> **Excerpted text**
◇ ◇ ◇

Prometheus: Universal, Open-Source Mocap-Based Teleoperation System with Force Feedback for Dataset Collection in Robot Learning
S. Satsevich, A. Bazhenov, S. Egorov, A. Erkhov, M. Gromakov, A. Fedoseev, D. Tsetserukou
TL;DR
Prometheus tackles the lack of force feedback in mocap-based teleoperation for dataset collection in robot learning. It introduces a low-cost, open-source system that uses HTC Vive Trackers 2.0, a UR3 arm, and a Robotiq gripper with a force-sensing finger to provide real-time force feedback for teleoperation and data collection. The study demonstrates that force feedback reduces grip force by 35.77% and enables Vision-Language-Action models to reach up to 90% success on deformable objects, with a 300-trajectory dataset across three tasks. By releasing open-source hardware and software, Prometheus offers a scalable, accessible solution for high-quality, force-aware imitation learning datasets.
Abstract
This paper presents a novel teleoperation system with force feedback, utilizing consumer-grade HTC Vive Trackers 2.0. The system integrates a custom-built controller, a UR3 robotic arm, and a Robotiq gripper equipped with custom-designed fingers to ensure uniform pressure distribution on an embedded force sensor. Real-time compression force data is transmitted to the controller, enabling operators to perceive the gripping force applied to objects. Experimental results demonstrate that the system enhances task success rates and provides a low-cost solution for large-scale imitation learning data collection without compromising affordability.

◇ ◇ ◇

> **Work instructions**
**A)** According to the Prometheus page, by what percentage does force feedback reduce grip force?
**B)** Using the Prometheus page, explain why the Robotiq gripper has custom-designed fingers and why compression force data is sent to the controller in real time.

> **Dataset content**
◇ ◇ ◇

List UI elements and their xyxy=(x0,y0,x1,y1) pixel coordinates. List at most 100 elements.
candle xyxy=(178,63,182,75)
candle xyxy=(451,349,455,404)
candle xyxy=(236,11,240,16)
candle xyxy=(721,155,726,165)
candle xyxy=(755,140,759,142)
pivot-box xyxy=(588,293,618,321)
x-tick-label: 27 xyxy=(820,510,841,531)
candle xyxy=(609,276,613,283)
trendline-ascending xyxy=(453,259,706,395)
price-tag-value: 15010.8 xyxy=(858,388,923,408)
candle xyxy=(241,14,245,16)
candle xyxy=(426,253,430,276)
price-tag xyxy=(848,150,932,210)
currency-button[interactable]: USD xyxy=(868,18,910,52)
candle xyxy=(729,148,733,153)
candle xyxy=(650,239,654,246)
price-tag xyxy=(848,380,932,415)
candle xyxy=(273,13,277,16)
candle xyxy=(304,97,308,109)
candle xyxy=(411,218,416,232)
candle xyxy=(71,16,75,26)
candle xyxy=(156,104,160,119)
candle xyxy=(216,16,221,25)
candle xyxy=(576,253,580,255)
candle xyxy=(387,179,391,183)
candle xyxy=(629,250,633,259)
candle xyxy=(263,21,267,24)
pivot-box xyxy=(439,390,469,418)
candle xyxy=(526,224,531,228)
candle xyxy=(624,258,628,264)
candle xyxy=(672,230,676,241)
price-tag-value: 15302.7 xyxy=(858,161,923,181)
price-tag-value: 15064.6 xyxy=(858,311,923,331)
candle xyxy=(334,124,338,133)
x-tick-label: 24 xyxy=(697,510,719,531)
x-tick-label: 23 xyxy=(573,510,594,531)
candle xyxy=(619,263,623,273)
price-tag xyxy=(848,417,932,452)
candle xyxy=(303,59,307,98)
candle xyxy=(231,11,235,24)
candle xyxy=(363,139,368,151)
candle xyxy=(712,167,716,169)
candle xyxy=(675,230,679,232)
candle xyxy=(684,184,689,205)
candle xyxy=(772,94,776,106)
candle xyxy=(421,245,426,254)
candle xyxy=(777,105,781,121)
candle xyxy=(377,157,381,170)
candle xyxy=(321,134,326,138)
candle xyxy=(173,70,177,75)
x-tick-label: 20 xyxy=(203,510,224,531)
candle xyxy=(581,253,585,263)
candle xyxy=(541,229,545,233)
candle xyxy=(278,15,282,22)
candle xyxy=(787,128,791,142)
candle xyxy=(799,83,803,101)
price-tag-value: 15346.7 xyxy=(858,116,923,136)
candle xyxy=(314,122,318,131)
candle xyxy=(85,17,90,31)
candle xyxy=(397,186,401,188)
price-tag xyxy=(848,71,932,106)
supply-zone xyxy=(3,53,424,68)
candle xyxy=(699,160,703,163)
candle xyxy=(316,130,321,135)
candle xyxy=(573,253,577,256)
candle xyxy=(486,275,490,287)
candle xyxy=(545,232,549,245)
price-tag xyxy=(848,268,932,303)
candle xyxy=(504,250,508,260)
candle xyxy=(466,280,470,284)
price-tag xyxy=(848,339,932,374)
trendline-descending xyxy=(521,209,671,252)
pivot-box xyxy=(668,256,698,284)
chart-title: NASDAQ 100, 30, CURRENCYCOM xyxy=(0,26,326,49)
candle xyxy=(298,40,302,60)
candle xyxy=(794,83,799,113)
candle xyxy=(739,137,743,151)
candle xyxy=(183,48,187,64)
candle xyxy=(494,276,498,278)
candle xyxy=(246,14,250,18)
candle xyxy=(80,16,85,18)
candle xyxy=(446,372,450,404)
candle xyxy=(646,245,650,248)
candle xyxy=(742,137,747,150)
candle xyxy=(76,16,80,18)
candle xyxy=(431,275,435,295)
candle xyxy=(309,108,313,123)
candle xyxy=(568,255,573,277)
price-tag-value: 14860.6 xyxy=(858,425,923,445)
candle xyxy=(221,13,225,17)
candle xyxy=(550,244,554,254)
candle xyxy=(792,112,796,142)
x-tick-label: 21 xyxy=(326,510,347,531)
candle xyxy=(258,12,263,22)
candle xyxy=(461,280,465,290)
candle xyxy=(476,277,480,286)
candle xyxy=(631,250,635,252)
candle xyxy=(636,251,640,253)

◇ ◇ ◇

> **Solutions for each task**
**A)** By 35.77%.

**B)** The custom-designed fingers ensure uniform pressure distribution on the embedded force sensor. The real-time compression force data goes to the controller so operators can perceive the gripping force applied to objects.